Task objective
Write out the listing below again, precisely as it is given.
((
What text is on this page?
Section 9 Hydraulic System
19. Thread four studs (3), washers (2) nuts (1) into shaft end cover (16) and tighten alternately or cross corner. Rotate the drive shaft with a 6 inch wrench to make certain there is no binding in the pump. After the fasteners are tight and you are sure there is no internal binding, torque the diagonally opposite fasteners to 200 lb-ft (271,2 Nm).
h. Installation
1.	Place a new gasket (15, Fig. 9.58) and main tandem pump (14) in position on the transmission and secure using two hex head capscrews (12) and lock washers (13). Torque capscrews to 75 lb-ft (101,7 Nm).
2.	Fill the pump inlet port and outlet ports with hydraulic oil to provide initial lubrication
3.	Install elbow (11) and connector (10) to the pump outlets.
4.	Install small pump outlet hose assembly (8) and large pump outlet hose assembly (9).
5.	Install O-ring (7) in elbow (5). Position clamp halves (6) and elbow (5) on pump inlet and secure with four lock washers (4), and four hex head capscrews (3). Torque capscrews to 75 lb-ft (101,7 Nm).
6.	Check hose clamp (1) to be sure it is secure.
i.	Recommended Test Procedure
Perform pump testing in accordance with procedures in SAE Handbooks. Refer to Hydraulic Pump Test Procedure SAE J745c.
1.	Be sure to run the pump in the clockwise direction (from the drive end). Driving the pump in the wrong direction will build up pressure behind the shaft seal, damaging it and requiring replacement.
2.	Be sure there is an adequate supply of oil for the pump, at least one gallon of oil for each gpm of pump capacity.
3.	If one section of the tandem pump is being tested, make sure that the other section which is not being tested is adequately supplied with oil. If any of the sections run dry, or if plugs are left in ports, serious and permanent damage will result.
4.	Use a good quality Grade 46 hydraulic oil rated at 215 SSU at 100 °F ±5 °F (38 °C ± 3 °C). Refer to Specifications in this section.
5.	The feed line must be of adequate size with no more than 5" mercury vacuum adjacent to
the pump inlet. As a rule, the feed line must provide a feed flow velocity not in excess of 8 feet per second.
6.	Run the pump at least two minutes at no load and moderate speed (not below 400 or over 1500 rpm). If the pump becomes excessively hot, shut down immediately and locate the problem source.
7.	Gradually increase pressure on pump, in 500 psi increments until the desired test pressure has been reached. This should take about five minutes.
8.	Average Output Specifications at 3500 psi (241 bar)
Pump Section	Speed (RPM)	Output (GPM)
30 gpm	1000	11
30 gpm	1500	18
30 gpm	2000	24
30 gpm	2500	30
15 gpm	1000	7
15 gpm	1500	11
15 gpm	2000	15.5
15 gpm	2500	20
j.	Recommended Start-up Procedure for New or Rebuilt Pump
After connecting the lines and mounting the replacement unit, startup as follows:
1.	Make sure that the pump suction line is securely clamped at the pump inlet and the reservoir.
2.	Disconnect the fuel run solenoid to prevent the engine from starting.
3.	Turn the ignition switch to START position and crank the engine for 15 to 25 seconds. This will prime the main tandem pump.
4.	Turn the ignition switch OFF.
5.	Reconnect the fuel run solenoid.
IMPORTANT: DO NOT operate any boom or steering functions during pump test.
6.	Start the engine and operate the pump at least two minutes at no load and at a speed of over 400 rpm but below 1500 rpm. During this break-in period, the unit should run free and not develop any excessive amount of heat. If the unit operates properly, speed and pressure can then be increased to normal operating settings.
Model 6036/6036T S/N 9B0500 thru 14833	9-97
))
Result of this task
What text is on this page?
Section 9 Hydraulic System
19. Thread four studs (3), washers (2) nuts (1) into shaft end cover (16) and tighten alternately or cross corner. Rotate the drive shaft with a 6 inch wrench to make certain there is no binding in the pump. After the fasteners are tight and you are sure there is no internal binding, torque the diagonally opposite fasteners to 200 lb-ft (271,2 Nm).
h. Installation
1.	Place a new gasket (15, Fig. 9.58) and main tandem pump (14) in position on the transmission and secure using two hex head capscrews (12) and lock washers (13). Torque capscrews to 75 lb-ft (101,7 Nm).
2.	Fill the pump inlet port and outlet ports with hydraulic oil to provide initial lubrication
3.	Install elbow (11) and connector (10) to the pump outlets.
4.	Install small pump outlet hose assembly (8) and large pump outlet hose assembly (9).
5.	Install O-ring (7) in elbow (5). Position clamp halves (6) and elbow (5) on pump inlet and secure with four lock washers (4), and four hex head capscrews (3). Torque capscrews to 75 lb-ft (101,7 Nm).
6.	Check hose clamp (1) to be sure it is secure.
i.	Recommended Test Procedure
Perform pump testing in accordance with procedures in SAE Handbooks. Refer to Hydraulic Pump Test Procedure SAE J745c.
1.	Be sure to run the pump in the clockwise direction (from the drive end). Driving the pump in the wrong direction will build up pressure behind the shaft seal, damaging it and requiring replacement.
2.	Be sure there is an adequate supply of oil for the pump, at least one gallon of oil for each gpm of pump capacity.
3.	If one section of the tandem pump is being tested, make sure that the other section which is not being tested is adequately supplied with oil. If any of the sections run dry, or if plugs are left in ports, serious and permanent damage will result.
4.	Use a good quality Grade 46 hydraulic oil rated at 215 SSU at 100 °F ±5 °F (38 °C ± 3 °C). Refer to Specifications in this section.
5.	The feed line must be of adequate size with no more than 5" mercury vacuum adjacent to
the pump inlet. As a rule, the feed line must provide a feed flow velocity not in excess of 8 feet per second.
6.	Run the pump at least two minutes at no load and moderate speed (not below 400 or over 1500 rpm). If the pump becomes excessively hot, shut down immediately and locate the problem source.
7.	Gradually increase pressure on pump, in 500 psi increments until the desired test pressure has been reached. This should take about five minutes.
8.	Average Output Specifications at 3500 psi (241 bar)
Pump Section	Speed (RPM)	Output (GPM)
30 gpm	1000	11
30 gpm	1500	18
30 gpm	2000	24
30 gpm	2500	30
15 gpm	1000	7
15 gpm	1500	11
15 gpm	2000	15.5
15 gpm	2500	20
j.	Recommended Start-up Procedure for New or Rebuilt Pump
After connecting the lines and mounting the replacement unit, startup as follows:
1.	Make sure that the pump suction line is securely clamped at the pump inlet and the reservoir.
2.	Disconnect the fuel run solenoid to prevent the engine from starting.
3.	Turn the ignition switch to START position and crank the engine for 15 to 25 seconds. This will prime the main tandem pump.
4.	Turn the ignition switch OFF.
5.	Reconnect the fuel run solenoid.
IMPORTANT: DO NOT operate any boom or steering functions during pump test.
6.	Start the engine and operate the pump at least two minutes at no load and at a speed of over 400 rpm but below 1500 rpm. During this break-in period, the unit should run free and not develop any excessive amount of heat. If the unit operates properly, speed and pressure can then be increased to normal operating settings.
Model 6036/6036T S/N 9B0500 thru 14833	9-97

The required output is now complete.